Your task
Look through the entries below and count the lines with the word "закрашена" in them; give only the number.

Listed records
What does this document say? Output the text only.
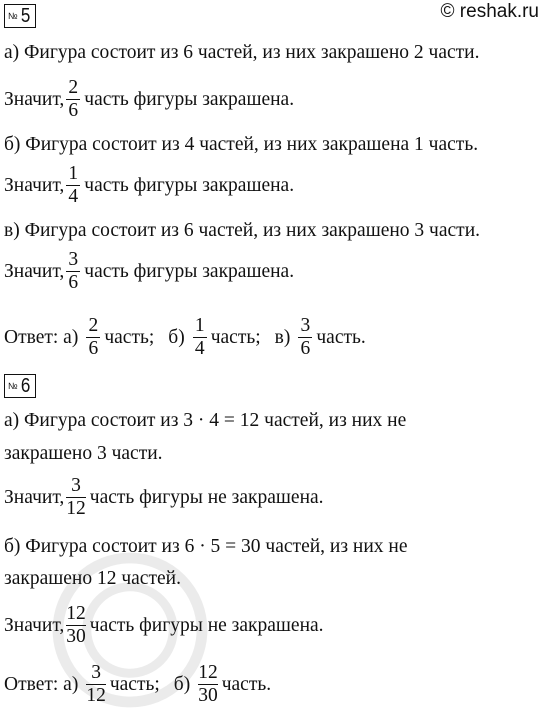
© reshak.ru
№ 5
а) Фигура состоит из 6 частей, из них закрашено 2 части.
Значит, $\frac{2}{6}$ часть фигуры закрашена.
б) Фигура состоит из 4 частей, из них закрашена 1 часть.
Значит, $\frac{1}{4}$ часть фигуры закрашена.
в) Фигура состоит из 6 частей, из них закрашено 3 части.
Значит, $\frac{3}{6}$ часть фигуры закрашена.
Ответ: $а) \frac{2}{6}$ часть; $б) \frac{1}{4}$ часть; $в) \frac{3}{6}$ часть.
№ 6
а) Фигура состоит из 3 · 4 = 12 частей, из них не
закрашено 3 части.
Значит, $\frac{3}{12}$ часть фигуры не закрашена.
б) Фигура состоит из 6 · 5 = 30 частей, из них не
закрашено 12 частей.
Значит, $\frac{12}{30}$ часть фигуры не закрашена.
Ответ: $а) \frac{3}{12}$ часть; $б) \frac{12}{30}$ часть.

Output of the task
6